++++ Task inputs ++++

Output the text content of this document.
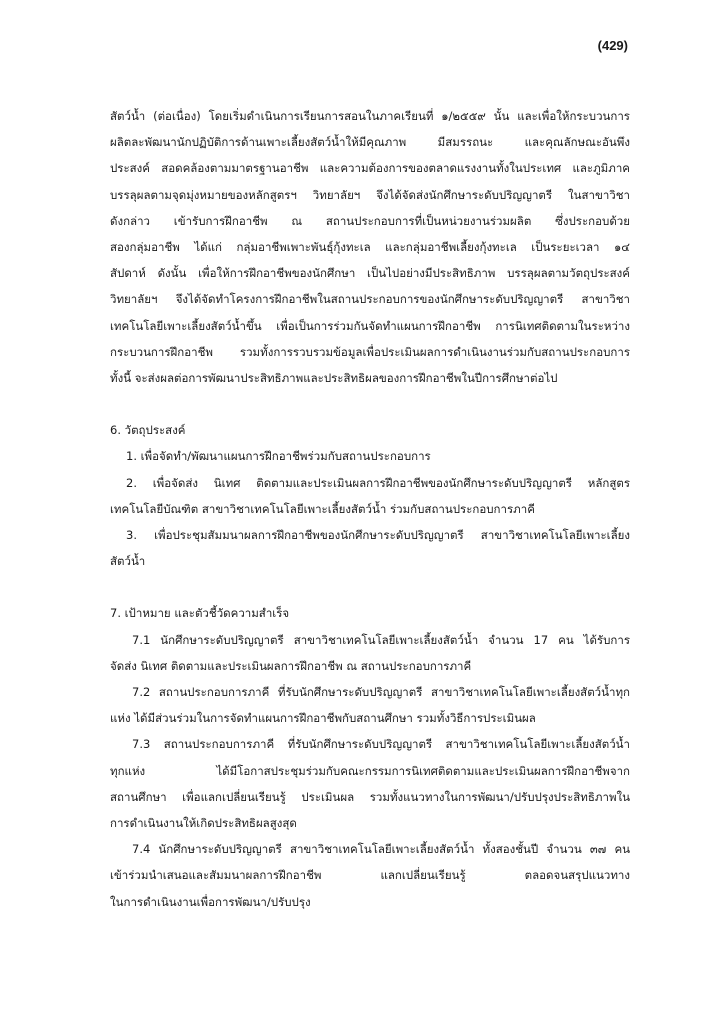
(429)
สัตว์น้ำ (ต่อเนื่อง) โดยเริ่มดำเนินการเรียนการสอนในภาคเรียนที่ ๑/๒๕๕๙ นั้น และเพื่อให้กระบวนการ
ผลิตละพัฒนานักปฏิบัติการด้านเพาะเลี้ยงสัตว์น้ำให้มีคุณภาพ มีสมรรถนะ และคุณลักษณะอันพึง
ประสงค์ สอดคล้องตามมาตรฐานอาชีพ และความต้องการของตลาดแรงงานทั้งในประเทศ และภูมิภาค
บรรลุผลตามจุดมุ่งหมายของหลักสูตรฯ วิทยาลัยฯ จึงได้จัดส่งนักศึกษาระดับปริญญาตรี ในสาขาวิชา
ดังกล่าว เข้ารับการฝึกอาชีพ ณ สถานประกอบการที่เป็นหน่วยงานร่วมผลิต ซึ่งประกอบด้วย
สองกลุ่มอาชีพ ได้แก่ กลุ่มอาชีพเพาะพันธุ์กุ้งทะเล และกลุ่มอาชีพเลี้ยงกุ้งทะเล เป็นระยะเวลา ๑๔
สัปดาห์ ดังนั้น เพื่อให้การฝึกอาชีพของนักศึกษา เป็นไปอย่างมีประสิทธิภาพ บรรลุผลตามวัตถุประสงค์
วิทยาลัยฯ จึงได้จัดทำโครงการฝึกอาชีพในสถานประกอบการของนักศึกษาระดับปริญญาตรี สาขาวิชา
เทคโนโลยีเพาะเลี้ยงสัตว์น้ำขึ้น เพื่อเป็นการร่วมกันจัดทำแผนการฝึกอาชีพ การนิเทศติดตามในระหว่าง
กระบวนการฝึกอาชีพ รวมทั้งการรวบรวมข้อมูลเพื่อประเมินผลการดำเนินงานร่วมกับสถานประกอบการ
ทั้งนี้ จะส่งผลต่อการพัฒนาประสิทธิภาพและประสิทธิผลของการฝึกอาชีพในปีการศึกษาต่อไป
6. วัตถุประสงค์
1. เพื่อจัดทำ/พัฒนาแผนการฝึกอาชีพร่วมกับสถานประกอบการ
2. เพื่อจัดส่ง นิเทศ ติดตามและประเมินผลการฝึกอาชีพของนักศึกษาระดับปริญญาตรี หลักสูตร
เทคโนโลยีบัณฑิต สาขาวิชาเทคโนโลยีเพาะเลี้ยงสัตว์น้ำ ร่วมกับสถานประกอบการภาคี
3. เพื่อประชุมสัมมนาผลการฝึกอาชีพของนักศึกษาระดับปริญญาตรี สาขาวิชาเทคโนโลยีเพาะเลี้ยง
สัตว์น้ำ
7. เป้าหมาย และตัวชี้วัดความสำเร็จ
7.1 นักศึกษาระดับปริญญาตรี สาขาวิชาเทคโนโลยีเพาะเลี้ยงสัตว์น้ำ จำนวน 17 คน ได้รับการ
จัดส่ง นิเทศ ติดตามและประเมินผลการฝึกอาชีพ ณ สถานประกอบการภาคี
7.2 สถานประกอบการภาคี ที่รับนักศึกษาระดับปริญญาตรี สาขาวิชาเทคโนโลยีเพาะเลี้ยงสัตว์น้ำทุก
แห่ง ได้มีส่วนร่วมในการจัดทำแผนการฝึกอาชีพกับสถานศึกษา รวมทั้งวิธีการประเมินผล
7.3 สถานประกอบการภาคี ที่รับนักศึกษาระดับปริญญาตรี สาขาวิชาเทคโนโลยีเพาะเลี้ยงสัตว์น้ำ
ทุกแห่ง ได้มีโอกาสประชุมร่วมกับคณะกรรมการนิเทศติดตามและประเมินผลการฝึกอาชีพจาก
สถานศึกษา เพื่อแลกเปลี่ยนเรียนรู้ ประเมินผล รวมทั้งแนวทางในการพัฒนา/ปรับปรุงประสิทธิภาพใน
การดำเนินงานให้เกิดประสิทธิผลสูงสุด
7.4 นักศึกษาระดับปริญญาตรี สาขาวิชาเทคโนโลยีเพาะเลี้ยงสัตว์น้ำ ทั้งสองชั้นปี จำนวน ๓๗ คน
เข้าร่วมนำเสนอและสัมมนาผลการฝึกอาชีพ แลกเปลี่ยนเรียนรู้ ตลอดจนสรุปแนวทาง
ในการดำเนินงานเพื่อการพัฒนา/ปรับปรุง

++++

§ What you should do: Extract every line of the records above that contains the word "ดตามและประเม".

§ Answer for this exercise:
2. เพื่อจัดส่ง นิเทศ ติดตามและประเมินผลการฝึกอาชีพของนักศึกษาระดับปริญญาตรี หลักสูตร
จัดส่ง นิเทศ ติดตามและประเมินผลการฝึกอาชีพ ณ สถานประกอบการภาคี
ทุกแห่ง ได้มีโอกาสประชุมร่วมกับคณะกรรมการนิเทศติดตามและประเมินผลการฝึกอาชีพจาก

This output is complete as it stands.